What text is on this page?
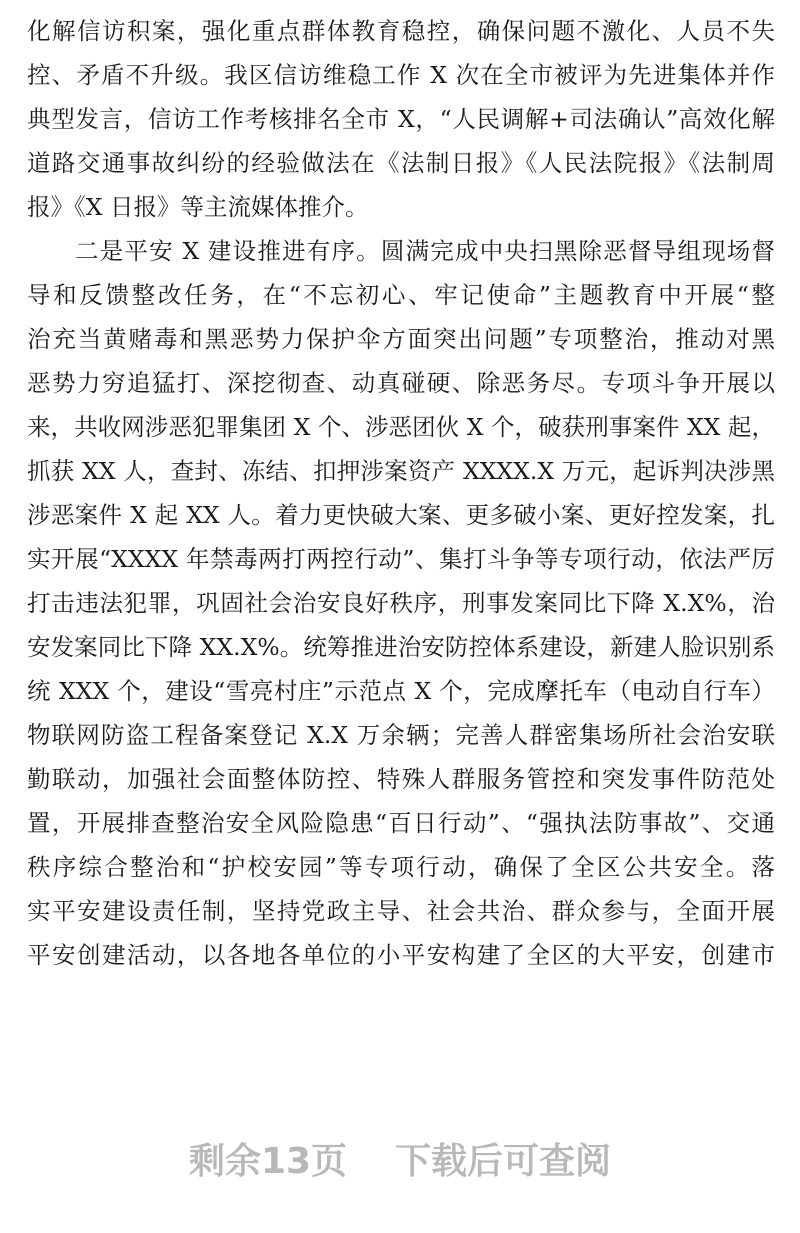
化解信访积案，强化重点群体教育稳控，确保问题不激化、人员不失
控、矛盾不升级。我区信访维稳工作 X 次在全市被评为先进集体并作
典型发言，信访工作考核排名全市 X，“人民调解+司法确认”高效化解
道路交通事故纠纷的经验做法在《法制日报》《人民法院报》《法制周
报》《X 日报》等主流媒体推介。
二是平安 X 建设推进有序。圆满完成中央扫黑除恶督导组现场督
导和反馈整改任务，在“不忘初心、牢记使命”主题教育中开展“整
治充当黄赌毒和黑恶势力保护伞方面突出问题”专项整治，推动对黑
恶势力穷追猛打、深挖彻查、动真碰硬、除恶务尽。专项斗争开展以
来，共收网涉恶犯罪集团 X 个、涉恶团伙 X 个，破获刑事案件 XX 起，
抓获 XX 人，查封、冻结、扣押涉案资产 XXXX.X 万元，起诉判决涉黑
涉恶案件 X 起 XX 人。着力更快破大案、更多破小案、更好控发案，扎
实开展“XXXX 年禁毒两打两控行动”、集打斗争等专项行动，依法严厉
打击违法犯罪，巩固社会治安良好秩序，刑事发案同比下降 X.X%，治
安发案同比下降 XX.X%。统筹推进治安防控体系建设，新建人脸识别系
统 XXX 个，建设“雪亮村庄”示范点 X 个，完成摩托车（电动自行车）
物联网防盗工程备案登记 X.X 万余辆；完善人群密集场所社会治安联
勤联动，加强社会面整体防控、特殊人群服务管控和突发事件防范处
置，开展排查整治安全风险隐患“百日行动”、“强执法防事故”、交通
秩序综合整治和“护校安园”等专项行动，确保了全区公共安全。落
实平安建设责任制，坚持党政主导、社会共治、群众参与，全面开展
平安创建活动，以各地各单位的小平安构建了全区的大平安，创建市
剩余13页 下载后可查阅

### DIRECTION
Exclude every picture and copy the remaining data exactly.

### RESULT OF THIS EXERCISE
What text is on this page?
化解信访积案，强化重点群体教育稳控，确保问题不激化、人员不失
控、矛盾不升级。我区信访维稳工作 X 次在全市被评为先进集体并作
典型发言，信访工作考核排名全市 X，“人民调解+司法确认”高效化解
道路交通事故纠纷的经验做法在《法制日报》《人民法院报》《法制周
报》《X 日报》等主流媒体推介。
二是平安 X 建设推进有序。圆满完成中央扫黑除恶督导组现场督
导和反馈整改任务，在“不忘初心、牢记使命”主题教育中开展“整
治充当黄赌毒和黑恶势力保护伞方面突出问题”专项整治，推动对黑
恶势力穷追猛打、深挖彻查、动真碰硬、除恶务尽。专项斗争开展以
来，共收网涉恶犯罪集团 X 个、涉恶团伙 X 个，破获刑事案件 XX 起，
抓获 XX 人，查封、冻结、扣押涉案资产 XXXX.X 万元，起诉判决涉黑
涉恶案件 X 起 XX 人。着力更快破大案、更多破小案、更好控发案，扎
实开展“XXXX 年禁毒两打两控行动”、集打斗争等专项行动，依法严厉
打击违法犯罪，巩固社会治安良好秩序，刑事发案同比下降 X.X%，治
安发案同比下降 XX.X%。统筹推进治安防控体系建设，新建人脸识别系
统 XXX 个，建设“雪亮村庄”示范点 X 个，完成摩托车（电动自行车）
物联网防盗工程备案登记 X.X 万余辆；完善人群密集场所社会治安联
勤联动，加强社会面整体防控、特殊人群服务管控和突发事件防范处
置，开展排查整治安全风险隐患“百日行动”、“强执法防事故”、交通
秩序综合整治和“护校安园”等专项行动，确保了全区公共安全。落
实平安建设责任制，坚持党政主导、社会共治、群众参与，全面开展
平安创建活动，以各地各单位的小平安构建了全区的大平安，创建市
剩余13页 下载后可查阅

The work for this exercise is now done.